[Source records]
-*-
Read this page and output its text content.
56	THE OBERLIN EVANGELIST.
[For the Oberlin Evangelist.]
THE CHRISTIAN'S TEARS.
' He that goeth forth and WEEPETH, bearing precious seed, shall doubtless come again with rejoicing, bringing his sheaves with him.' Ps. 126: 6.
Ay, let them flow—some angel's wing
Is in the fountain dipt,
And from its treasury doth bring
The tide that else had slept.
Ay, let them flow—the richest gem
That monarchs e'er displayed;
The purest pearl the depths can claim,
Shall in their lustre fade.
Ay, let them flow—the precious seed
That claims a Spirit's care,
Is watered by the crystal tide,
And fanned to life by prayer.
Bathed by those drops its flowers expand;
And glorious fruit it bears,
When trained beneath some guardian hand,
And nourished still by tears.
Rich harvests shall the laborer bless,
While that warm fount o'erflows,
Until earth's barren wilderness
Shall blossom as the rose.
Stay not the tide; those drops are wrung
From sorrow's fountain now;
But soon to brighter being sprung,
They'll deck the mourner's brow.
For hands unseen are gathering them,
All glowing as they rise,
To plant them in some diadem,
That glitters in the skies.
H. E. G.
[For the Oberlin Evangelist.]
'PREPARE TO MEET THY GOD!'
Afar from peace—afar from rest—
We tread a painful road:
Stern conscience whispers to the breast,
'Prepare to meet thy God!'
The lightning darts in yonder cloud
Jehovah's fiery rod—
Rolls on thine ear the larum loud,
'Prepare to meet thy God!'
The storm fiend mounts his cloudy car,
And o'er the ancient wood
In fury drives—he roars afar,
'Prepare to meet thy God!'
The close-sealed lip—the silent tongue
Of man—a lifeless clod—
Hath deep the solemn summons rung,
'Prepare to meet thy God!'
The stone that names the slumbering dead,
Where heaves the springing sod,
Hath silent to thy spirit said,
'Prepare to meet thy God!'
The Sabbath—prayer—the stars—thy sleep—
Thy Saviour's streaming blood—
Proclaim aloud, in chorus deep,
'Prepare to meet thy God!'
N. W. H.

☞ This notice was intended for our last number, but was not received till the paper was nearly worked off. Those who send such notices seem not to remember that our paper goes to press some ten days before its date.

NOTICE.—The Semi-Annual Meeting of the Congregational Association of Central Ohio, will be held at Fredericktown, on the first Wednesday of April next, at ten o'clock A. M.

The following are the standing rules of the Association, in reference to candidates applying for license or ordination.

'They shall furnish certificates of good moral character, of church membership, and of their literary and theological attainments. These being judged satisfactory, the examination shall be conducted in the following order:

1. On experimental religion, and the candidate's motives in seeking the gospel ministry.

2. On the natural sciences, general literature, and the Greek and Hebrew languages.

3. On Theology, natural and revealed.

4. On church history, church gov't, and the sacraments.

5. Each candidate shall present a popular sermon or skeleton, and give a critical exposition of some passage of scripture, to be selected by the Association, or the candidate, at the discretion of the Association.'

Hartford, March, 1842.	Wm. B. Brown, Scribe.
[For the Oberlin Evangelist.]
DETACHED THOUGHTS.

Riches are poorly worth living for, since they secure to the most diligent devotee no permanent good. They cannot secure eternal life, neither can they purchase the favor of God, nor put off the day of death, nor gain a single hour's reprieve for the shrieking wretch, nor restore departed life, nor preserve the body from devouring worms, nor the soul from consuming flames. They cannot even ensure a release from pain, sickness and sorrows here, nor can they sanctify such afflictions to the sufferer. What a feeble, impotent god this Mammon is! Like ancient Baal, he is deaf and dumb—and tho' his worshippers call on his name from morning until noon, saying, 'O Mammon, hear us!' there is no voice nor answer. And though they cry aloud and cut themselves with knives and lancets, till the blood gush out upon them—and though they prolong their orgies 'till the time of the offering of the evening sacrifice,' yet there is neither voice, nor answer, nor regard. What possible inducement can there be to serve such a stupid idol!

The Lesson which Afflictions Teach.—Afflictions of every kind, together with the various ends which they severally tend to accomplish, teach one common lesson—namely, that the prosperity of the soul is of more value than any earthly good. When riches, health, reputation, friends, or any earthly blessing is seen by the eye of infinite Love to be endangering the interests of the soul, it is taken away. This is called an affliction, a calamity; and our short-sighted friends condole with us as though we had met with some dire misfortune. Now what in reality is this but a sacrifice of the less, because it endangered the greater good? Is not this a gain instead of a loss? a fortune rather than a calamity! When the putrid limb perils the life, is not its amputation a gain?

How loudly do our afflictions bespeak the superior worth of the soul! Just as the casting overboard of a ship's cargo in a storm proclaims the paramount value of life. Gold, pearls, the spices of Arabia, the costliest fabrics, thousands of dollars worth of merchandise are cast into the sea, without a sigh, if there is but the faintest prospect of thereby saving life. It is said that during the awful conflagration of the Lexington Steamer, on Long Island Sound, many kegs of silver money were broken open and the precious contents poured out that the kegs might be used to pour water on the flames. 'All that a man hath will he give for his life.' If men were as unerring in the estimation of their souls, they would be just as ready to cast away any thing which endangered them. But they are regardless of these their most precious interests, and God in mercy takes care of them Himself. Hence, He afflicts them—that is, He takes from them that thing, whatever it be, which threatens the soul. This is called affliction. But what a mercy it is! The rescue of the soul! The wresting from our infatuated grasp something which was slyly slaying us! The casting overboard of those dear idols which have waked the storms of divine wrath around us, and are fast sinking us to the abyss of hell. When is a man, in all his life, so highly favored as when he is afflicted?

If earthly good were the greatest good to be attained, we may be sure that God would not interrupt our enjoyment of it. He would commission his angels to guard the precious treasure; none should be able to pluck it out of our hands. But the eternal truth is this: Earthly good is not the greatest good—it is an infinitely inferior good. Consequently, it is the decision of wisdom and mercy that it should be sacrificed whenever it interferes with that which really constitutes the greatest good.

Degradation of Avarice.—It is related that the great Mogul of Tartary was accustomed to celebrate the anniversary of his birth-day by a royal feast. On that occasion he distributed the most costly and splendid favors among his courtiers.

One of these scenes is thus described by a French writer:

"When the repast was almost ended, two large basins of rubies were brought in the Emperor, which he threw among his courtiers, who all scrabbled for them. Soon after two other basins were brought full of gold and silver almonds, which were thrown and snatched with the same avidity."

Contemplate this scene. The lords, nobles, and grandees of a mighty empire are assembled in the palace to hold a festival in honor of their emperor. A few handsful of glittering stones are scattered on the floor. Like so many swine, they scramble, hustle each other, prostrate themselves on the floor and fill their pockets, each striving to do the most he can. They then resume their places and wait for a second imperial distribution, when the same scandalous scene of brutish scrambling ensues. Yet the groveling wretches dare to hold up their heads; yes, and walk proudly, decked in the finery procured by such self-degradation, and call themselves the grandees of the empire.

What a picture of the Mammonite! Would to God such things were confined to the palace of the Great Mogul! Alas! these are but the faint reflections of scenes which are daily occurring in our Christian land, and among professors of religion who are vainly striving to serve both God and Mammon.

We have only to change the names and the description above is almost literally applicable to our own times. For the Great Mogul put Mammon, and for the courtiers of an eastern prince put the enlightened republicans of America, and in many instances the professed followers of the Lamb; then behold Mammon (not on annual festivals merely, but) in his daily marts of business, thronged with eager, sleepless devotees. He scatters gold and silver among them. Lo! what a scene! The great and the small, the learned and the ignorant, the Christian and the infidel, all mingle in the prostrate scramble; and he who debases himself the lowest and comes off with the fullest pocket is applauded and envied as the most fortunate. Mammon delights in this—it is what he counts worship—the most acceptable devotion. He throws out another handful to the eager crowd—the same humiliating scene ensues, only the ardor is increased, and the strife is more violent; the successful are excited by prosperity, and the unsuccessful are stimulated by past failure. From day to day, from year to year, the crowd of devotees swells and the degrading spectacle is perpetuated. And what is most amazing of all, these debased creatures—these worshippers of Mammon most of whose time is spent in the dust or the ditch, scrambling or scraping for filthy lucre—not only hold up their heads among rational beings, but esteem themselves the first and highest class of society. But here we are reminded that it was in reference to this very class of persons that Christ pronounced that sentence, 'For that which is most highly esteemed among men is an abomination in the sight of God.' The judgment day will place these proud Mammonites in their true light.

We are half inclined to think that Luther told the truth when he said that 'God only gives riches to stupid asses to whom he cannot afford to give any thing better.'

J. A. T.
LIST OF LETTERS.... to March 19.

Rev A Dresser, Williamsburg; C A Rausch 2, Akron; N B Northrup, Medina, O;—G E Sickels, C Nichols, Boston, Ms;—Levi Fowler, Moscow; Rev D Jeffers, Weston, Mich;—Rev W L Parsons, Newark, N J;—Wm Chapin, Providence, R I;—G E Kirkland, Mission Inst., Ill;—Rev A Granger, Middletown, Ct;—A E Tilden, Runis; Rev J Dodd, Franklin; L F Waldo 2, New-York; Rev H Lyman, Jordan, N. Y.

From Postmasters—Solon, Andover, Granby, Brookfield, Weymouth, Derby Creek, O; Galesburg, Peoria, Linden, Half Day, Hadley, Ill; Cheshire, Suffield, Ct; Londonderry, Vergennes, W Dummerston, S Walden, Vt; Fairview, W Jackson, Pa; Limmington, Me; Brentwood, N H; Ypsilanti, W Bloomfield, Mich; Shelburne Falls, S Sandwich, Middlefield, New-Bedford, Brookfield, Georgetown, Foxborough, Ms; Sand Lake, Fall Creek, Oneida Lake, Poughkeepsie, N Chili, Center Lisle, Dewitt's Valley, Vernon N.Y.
-*-
▶ Problem to solve:
From the entries, report each line that includes the word "afar".

▶ Task result:
Afar from peace—afar from rest—
In fury drives—he roars afar,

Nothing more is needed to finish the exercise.